Stored data:
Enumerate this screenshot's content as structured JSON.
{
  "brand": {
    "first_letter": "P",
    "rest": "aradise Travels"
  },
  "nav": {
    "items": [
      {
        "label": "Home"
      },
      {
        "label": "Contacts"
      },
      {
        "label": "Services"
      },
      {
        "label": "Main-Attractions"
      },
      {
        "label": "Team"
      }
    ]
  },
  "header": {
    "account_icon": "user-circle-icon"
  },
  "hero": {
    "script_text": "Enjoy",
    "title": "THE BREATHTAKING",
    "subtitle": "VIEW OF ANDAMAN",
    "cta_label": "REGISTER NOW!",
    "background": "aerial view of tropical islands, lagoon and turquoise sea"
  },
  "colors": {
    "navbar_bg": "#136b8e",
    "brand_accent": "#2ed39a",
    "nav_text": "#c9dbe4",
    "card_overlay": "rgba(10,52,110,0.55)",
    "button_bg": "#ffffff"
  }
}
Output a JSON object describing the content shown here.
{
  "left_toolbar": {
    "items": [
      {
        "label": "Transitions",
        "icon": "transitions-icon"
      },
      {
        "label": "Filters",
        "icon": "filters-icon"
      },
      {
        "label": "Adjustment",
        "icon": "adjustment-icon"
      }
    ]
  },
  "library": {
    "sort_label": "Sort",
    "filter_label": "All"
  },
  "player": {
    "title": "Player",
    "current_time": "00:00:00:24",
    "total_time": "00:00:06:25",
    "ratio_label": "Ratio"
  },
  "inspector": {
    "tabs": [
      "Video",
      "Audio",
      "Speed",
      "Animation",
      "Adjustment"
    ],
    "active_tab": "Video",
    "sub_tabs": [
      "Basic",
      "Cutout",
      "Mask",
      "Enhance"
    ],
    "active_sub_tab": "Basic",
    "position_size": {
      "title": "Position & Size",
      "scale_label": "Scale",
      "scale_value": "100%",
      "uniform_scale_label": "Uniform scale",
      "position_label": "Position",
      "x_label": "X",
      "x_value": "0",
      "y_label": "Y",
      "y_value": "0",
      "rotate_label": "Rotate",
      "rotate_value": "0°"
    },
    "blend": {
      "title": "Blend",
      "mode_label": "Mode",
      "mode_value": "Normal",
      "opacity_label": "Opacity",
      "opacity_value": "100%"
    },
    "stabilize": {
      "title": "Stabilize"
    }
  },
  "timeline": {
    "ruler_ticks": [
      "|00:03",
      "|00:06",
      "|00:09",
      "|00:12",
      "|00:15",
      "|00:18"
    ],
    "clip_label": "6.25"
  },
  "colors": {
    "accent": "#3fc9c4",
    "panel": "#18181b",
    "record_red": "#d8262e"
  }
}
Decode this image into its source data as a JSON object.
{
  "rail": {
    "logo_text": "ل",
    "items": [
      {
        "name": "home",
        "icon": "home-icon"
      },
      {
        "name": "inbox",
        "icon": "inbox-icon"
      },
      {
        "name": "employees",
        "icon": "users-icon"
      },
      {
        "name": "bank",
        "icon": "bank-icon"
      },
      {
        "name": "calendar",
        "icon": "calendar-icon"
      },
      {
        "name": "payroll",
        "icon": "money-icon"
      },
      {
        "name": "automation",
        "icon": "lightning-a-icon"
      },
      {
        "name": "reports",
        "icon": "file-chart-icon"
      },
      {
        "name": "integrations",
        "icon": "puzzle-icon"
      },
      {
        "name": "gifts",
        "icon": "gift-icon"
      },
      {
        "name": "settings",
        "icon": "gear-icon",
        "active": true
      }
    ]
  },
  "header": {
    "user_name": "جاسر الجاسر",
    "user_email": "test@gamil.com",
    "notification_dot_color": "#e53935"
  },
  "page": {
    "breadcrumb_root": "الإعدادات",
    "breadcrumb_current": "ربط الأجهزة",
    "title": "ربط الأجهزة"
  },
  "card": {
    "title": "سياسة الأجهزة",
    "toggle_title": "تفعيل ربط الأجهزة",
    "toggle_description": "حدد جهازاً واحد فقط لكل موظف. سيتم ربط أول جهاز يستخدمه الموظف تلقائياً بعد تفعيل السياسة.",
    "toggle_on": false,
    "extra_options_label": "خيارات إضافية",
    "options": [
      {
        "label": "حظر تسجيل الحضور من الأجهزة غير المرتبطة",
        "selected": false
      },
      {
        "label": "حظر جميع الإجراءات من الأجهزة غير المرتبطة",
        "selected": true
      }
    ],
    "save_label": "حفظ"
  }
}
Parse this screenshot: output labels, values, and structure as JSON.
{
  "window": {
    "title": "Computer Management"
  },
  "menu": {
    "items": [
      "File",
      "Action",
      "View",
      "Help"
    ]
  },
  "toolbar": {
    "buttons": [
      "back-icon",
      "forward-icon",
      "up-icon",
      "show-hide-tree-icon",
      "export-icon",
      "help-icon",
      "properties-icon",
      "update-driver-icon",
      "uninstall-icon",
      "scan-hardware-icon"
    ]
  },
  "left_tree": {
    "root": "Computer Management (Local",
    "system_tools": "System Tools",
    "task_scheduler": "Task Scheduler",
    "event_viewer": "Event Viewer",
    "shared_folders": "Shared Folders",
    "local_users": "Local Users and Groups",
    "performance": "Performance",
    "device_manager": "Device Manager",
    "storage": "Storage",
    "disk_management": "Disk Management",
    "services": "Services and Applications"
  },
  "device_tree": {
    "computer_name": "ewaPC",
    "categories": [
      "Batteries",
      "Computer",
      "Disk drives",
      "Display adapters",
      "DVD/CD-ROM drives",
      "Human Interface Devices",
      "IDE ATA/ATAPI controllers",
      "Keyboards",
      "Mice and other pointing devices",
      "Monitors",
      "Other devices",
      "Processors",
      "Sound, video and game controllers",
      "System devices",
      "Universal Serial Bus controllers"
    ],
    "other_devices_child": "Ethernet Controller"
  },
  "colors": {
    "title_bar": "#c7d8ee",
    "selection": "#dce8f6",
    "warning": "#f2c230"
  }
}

Written instruction >> Transcribe the data above in full, exactly.

Full solution >>
Enumerate this screenshot's content as structured JSON.
{
  "brand": {
    "first_letter": "P",
    "rest": "aradise Travels"
  },
  "nav": {
    "items": [
      {
        "label": "Home"
      },
      {
        "label": "Contacts"
      },
      {
        "label": "Services"
      },
      {
        "label": "Main-Attractions"
      },
      {
        "label": "Team"
      }
    ]
  },
  "header": {
    "account_icon": "user-circle-icon"
  },
  "hero": {
    "script_text": "Enjoy",
    "title": "THE BREATHTAKING",
    "subtitle": "VIEW OF ANDAMAN",
    "cta_label": "REGISTER NOW!",
    "background": "aerial view of tropical islands, lagoon and turquoise sea"
  },
  "colors": {
    "navbar_bg": "#136b8e",
    "brand_accent": "#2ed39a",
    "nav_text": "#c9dbe4",
    "card_overlay": "rgba(10,52,110,0.55)",
    "button_bg": "#ffffff"
  }
}
Output a JSON object describing the content shown here.
{
  "left_toolbar": {
    "items": [
      {
        "label": "Transitions",
        "icon": "transitions-icon"
      },
      {
        "label": "Filters",
        "icon": "filters-icon"
      },
      {
        "label": "Adjustment",
        "icon": "adjustment-icon"
      }
    ]
  },
  "library": {
    "sort_label": "Sort",
    "filter_label": "All"
  },
  "player": {
    "title": "Player",
    "current_time": "00:00:00:24",
    "total_time": "00:00:06:25",
    "ratio_label": "Ratio"
  },
  "inspector": {
    "tabs": [
      "Video",
      "Audio",
      "Speed",
      "Animation",
      "Adjustment"
    ],
    "active_tab": "Video",
    "sub_tabs": [
      "Basic",
      "Cutout",
      "Mask",
      "Enhance"
    ],
    "active_sub_tab": "Basic",
    "position_size": {
      "title": "Position & Size",
      "scale_label": "Scale",
      "scale_value": "100%",
      "uniform_scale_label": "Uniform scale",
      "position_label": "Position",
      "x_label": "X",
      "x_value": "0",
      "y_label": "Y",
      "y_value": "0",
      "rotate_label": "Rotate",
      "rotate_value": "0°"
    },
    "blend": {
      "title": "Blend",
      "mode_label": "Mode",
      "mode_value": "Normal",
      "opacity_label": "Opacity",
      "opacity_value": "100%"
    },
    "stabilize": {
      "title": "Stabilize"
    }
  },
  "timeline": {
    "ruler_ticks": [
      "|00:03",
      "|00:06",
      "|00:09",
      "|00:12",
      "|00:15",
      "|00:18"
    ],
    "clip_label": "6.25"
  },
  "colors": {
    "accent": "#3fc9c4",
    "panel": "#18181b",
    "record_red": "#d8262e"
  }
}
Decode this image into its source data as a JSON object.
{
  "rail": {
    "logo_text": "ل",
    "items": [
      {
        "name": "home",
        "icon": "home-icon"
      },
      {
        "name": "inbox",
        "icon": "inbox-icon"
      },
      {
        "name": "employees",
        "icon": "users-icon"
      },
      {
        "name": "bank",
        "icon": "bank-icon"
      },
      {
        "name": "calendar",
        "icon": "calendar-icon"
      },
      {
        "name": "payroll",
        "icon": "money-icon"
      },
      {
        "name": "automation",
        "icon": "lightning-a-icon"
      },
      {
        "name": "reports",
        "icon": "file-chart-icon"
      },
      {
        "name": "integrations",
        "icon": "puzzle-icon"
      },
      {
        "name": "gifts",
        "icon": "gift-icon"
      },
      {
        "name": "settings",
        "icon": "gear-icon",
        "active": true
      }
    ]
  },
  "header": {
    "user_name": "جاسر الجاسر",
    "user_email": "test@gamil.com",
    "notification_dot_color": "#e53935"
  },
  "page": {
    "breadcrumb_root": "الإعدادات",
    "breadcrumb_current": "ربط الأجهزة",
    "title": "ربط الأجهزة"
  },
  "card": {
    "title": "سياسة الأجهزة",
    "toggle_title": "تفعيل ربط الأجهزة",
    "toggle_description": "حدد جهازاً واحد فقط لكل موظف. سيتم ربط أول جهاز يستخدمه الموظف تلقائياً بعد تفعيل السياسة.",
    "toggle_on": false,
    "extra_options_label": "خيارات إضافية",
    "options": [
      {
        "label": "حظر تسجيل الحضور من الأجهزة غير المرتبطة",
        "selected": false
      },
      {
        "label": "حظر جميع الإجراءات من الأجهزة غير المرتبطة",
        "selected": true
      }
    ],
    "save_label": "حفظ"
  }
}
Parse this screenshot: output labels, values, and structure as JSON.
{
  "window": {
    "title": "Computer Management"
  },
  "menu": {
    "items": [
      "File",
      "Action",
      "View",
      "Help"
    ]
  },
  "toolbar": {
    "buttons": [
      "back-icon",
      "forward-icon",
      "up-icon",
      "show-hide-tree-icon",
      "export-icon",
      "help-icon",
      "properties-icon",
      "update-driver-icon",
      "uninstall-icon",
      "scan-hardware-icon"
    ]
  },
  "left_tree": {
    "root": "Computer Management (Local",
    "system_tools": "System Tools",
    "task_scheduler": "Task Scheduler",
    "event_viewer": "Event Viewer",
    "shared_folders": "Shared Folders",
    "local_users": "Local Users and Groups",
    "performance": "Performance",
    "device_manager": "Device Manager",
    "storage": "Storage",
    "disk_management": "Disk Management",
    "services": "Services and Applications"
  },
  "device_tree": {
    "computer_name": "ewaPC",
    "categories": [
      "Batteries",
      "Computer",
      "Disk drives",
      "Display adapters",
      "DVD/CD-ROM drives",
      "Human Interface Devices",
      "IDE ATA/ATAPI controllers",
      "Keyboards",
      "Mice and other pointing devices",
      "Monitors",
      "Other devices",
      "Processors",
      "Sound, video and game controllers",
      "System devices",
      "Universal Serial Bus controllers"
    ],
    "other_devices_child": "Ethernet Controller"
  },
  "colors": {
    "title_bar": "#c7d8ee",
    "selection": "#dce8f6",
    "warning": "#f2c230"
  }
}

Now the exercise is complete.